Each line that holds the word "动静结合" counts once; give the total for the records below and nothing else.

== Provided entries

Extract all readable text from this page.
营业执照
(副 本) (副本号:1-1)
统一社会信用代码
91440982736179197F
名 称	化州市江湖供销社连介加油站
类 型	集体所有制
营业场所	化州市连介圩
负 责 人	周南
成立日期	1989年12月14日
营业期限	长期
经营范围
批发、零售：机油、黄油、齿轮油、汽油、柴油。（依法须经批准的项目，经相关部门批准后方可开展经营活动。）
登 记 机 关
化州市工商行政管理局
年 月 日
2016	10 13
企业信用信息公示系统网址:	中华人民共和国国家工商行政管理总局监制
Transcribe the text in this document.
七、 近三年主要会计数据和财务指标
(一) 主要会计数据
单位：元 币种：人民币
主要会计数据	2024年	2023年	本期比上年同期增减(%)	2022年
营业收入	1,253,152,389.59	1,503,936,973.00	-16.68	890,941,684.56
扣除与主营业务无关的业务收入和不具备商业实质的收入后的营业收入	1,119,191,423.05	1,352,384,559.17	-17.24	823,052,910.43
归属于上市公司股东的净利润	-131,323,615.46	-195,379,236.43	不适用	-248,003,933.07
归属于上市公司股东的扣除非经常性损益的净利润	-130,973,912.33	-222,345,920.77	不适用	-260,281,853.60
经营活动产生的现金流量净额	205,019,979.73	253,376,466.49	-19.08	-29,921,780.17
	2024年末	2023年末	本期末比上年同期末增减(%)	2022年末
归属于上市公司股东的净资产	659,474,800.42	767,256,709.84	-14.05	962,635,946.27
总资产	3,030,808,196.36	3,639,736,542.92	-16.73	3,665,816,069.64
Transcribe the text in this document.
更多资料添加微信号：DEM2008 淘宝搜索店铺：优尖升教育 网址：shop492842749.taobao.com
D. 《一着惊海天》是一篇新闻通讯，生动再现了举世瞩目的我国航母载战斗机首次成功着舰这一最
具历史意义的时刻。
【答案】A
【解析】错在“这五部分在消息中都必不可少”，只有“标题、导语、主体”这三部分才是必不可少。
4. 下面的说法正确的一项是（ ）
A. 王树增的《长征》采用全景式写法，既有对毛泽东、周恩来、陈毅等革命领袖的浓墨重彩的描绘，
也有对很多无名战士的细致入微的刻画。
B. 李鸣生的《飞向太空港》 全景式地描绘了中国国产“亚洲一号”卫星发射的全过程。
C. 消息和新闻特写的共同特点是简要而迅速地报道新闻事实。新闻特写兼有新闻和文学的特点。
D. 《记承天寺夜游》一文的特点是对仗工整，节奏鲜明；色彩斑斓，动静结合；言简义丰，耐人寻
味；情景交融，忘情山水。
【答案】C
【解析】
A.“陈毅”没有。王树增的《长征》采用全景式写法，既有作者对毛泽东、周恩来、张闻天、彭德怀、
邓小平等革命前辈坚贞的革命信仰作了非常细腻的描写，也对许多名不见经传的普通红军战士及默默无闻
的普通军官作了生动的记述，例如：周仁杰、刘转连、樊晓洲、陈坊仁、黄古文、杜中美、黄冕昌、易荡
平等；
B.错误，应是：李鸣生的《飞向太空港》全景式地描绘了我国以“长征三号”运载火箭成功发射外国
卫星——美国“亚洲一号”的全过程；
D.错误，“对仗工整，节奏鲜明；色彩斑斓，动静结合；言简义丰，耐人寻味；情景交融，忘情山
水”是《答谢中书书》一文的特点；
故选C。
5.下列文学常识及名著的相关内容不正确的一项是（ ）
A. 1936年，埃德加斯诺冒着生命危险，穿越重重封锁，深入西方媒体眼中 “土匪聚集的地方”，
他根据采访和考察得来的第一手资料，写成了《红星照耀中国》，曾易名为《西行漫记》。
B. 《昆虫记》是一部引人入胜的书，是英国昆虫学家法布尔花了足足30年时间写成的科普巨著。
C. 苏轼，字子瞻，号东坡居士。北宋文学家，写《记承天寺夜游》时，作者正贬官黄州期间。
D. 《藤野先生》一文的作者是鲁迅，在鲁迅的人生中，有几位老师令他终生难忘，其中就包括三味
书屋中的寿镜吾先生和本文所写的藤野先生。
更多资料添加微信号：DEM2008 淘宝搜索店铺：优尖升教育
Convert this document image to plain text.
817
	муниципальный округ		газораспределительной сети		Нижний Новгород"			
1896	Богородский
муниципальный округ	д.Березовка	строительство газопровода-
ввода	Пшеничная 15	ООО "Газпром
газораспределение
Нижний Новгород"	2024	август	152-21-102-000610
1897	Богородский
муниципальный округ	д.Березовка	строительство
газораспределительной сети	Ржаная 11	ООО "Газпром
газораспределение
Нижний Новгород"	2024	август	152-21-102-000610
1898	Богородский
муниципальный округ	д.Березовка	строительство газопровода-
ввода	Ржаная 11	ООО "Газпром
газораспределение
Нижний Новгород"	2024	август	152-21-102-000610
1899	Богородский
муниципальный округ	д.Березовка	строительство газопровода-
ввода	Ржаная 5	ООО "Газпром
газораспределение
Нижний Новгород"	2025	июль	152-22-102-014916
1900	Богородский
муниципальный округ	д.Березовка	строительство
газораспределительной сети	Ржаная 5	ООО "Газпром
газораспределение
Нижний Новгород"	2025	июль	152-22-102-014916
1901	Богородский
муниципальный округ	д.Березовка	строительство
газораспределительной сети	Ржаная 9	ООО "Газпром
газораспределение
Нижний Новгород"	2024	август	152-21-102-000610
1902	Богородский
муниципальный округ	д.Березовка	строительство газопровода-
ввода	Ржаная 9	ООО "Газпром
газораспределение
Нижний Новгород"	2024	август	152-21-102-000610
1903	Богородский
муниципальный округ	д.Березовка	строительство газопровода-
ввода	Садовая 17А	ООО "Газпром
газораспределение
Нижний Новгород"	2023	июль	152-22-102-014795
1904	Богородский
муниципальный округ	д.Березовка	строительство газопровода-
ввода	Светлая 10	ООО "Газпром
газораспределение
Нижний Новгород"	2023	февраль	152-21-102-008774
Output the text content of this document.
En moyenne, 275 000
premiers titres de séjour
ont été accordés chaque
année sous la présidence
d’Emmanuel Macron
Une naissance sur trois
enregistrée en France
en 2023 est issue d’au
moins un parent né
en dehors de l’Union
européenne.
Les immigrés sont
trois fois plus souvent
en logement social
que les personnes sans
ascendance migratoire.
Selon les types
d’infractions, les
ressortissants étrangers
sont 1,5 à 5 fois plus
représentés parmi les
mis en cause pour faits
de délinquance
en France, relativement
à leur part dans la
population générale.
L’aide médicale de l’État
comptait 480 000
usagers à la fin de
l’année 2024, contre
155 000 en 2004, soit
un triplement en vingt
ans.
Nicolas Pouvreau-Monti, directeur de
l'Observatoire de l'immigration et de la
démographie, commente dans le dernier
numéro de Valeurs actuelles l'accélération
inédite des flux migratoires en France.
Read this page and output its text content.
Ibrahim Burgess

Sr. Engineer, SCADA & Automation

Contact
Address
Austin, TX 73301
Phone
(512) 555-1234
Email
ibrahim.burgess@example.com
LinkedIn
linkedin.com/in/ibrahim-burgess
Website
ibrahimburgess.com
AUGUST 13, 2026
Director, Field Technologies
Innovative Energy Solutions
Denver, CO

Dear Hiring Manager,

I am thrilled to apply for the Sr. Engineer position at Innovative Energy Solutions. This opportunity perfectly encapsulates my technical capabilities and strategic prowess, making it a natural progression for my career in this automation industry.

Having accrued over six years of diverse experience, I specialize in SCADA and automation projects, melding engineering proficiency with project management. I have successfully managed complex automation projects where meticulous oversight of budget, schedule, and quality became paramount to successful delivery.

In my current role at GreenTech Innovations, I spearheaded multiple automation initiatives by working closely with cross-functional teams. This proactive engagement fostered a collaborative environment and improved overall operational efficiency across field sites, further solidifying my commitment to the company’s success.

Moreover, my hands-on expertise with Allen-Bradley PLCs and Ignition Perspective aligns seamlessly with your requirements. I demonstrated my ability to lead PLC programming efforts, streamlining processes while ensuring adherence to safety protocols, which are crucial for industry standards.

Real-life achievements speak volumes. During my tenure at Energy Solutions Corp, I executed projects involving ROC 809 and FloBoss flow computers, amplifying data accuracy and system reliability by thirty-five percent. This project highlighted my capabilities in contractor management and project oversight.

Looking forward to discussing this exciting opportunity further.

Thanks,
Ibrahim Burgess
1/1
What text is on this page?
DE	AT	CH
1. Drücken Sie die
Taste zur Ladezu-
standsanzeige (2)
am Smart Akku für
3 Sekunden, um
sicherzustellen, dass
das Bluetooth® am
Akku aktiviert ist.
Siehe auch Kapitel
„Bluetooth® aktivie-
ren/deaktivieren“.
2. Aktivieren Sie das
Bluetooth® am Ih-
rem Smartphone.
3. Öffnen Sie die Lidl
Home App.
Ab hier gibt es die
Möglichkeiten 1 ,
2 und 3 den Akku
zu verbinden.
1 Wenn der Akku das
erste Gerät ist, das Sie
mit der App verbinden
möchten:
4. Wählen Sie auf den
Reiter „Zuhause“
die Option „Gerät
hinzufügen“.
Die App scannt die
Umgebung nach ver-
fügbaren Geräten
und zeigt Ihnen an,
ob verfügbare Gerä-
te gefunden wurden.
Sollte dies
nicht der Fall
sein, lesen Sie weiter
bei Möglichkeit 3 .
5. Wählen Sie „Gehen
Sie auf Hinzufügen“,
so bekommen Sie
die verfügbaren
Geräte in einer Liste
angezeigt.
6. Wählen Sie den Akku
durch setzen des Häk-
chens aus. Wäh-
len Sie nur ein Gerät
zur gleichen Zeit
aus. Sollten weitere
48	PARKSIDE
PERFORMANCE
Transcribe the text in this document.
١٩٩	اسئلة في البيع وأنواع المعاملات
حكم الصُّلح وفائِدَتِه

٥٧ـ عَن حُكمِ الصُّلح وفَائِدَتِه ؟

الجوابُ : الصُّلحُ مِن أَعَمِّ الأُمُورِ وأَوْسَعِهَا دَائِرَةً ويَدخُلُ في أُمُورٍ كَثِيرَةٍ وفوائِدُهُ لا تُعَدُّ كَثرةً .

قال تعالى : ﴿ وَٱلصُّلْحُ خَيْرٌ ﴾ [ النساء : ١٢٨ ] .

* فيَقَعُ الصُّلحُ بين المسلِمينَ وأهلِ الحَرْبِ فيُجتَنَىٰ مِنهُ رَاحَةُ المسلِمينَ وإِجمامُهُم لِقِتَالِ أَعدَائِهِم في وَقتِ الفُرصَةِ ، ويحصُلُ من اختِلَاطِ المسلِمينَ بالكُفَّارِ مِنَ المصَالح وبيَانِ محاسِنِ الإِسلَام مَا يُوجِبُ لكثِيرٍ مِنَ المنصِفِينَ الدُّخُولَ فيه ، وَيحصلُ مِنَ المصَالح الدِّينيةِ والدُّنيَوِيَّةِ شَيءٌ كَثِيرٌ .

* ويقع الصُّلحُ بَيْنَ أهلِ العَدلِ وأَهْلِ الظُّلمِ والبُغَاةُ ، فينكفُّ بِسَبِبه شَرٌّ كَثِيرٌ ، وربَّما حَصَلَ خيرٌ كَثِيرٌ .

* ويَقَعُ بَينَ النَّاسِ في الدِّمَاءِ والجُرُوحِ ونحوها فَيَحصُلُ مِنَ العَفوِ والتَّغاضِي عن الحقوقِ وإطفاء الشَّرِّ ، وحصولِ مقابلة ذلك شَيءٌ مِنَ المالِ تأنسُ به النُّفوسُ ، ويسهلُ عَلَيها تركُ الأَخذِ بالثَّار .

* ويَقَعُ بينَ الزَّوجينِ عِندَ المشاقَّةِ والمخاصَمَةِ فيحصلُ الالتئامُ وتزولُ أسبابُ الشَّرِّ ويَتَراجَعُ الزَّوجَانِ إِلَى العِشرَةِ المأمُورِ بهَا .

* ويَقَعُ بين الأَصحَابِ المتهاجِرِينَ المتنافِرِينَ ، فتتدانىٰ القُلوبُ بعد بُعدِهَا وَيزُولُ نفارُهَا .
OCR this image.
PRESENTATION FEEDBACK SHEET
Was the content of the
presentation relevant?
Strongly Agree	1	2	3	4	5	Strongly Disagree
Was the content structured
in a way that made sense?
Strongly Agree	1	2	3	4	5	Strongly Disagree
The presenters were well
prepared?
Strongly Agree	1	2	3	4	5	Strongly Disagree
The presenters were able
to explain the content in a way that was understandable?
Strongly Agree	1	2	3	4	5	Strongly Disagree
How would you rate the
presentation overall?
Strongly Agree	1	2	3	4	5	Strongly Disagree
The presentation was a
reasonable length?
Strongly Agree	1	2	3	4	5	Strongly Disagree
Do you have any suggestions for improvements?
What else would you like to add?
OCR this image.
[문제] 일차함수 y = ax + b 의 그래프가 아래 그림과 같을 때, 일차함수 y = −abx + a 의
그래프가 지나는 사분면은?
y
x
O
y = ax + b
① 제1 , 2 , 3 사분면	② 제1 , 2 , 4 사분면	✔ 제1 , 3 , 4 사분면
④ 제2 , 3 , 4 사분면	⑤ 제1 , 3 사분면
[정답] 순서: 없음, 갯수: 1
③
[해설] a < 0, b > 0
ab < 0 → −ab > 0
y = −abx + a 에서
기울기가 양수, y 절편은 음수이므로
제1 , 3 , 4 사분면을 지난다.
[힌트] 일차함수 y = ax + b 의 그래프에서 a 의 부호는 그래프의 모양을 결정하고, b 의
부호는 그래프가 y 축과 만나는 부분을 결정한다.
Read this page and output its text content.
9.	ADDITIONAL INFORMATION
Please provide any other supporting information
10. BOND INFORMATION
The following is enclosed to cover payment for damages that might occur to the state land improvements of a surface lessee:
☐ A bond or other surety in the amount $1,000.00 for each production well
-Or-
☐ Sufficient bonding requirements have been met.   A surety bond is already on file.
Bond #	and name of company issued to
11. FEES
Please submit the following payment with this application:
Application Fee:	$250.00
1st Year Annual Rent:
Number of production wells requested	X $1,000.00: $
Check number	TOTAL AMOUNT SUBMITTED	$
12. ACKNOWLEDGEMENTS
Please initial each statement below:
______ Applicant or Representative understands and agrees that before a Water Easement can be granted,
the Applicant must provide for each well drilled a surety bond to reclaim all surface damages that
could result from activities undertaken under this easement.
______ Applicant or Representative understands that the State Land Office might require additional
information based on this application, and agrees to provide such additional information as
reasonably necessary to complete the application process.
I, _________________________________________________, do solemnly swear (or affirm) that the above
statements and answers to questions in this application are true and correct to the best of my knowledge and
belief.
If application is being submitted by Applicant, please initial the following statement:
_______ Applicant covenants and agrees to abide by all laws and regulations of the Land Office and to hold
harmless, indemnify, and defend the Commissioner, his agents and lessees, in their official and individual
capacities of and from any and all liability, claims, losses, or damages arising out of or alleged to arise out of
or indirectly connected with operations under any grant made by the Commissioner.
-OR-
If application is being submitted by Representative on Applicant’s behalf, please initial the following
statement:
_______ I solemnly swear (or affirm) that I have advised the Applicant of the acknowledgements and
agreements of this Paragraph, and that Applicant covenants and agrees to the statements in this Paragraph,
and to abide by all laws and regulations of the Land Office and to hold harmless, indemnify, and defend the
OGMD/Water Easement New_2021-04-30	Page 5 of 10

====

● **Full response**: 2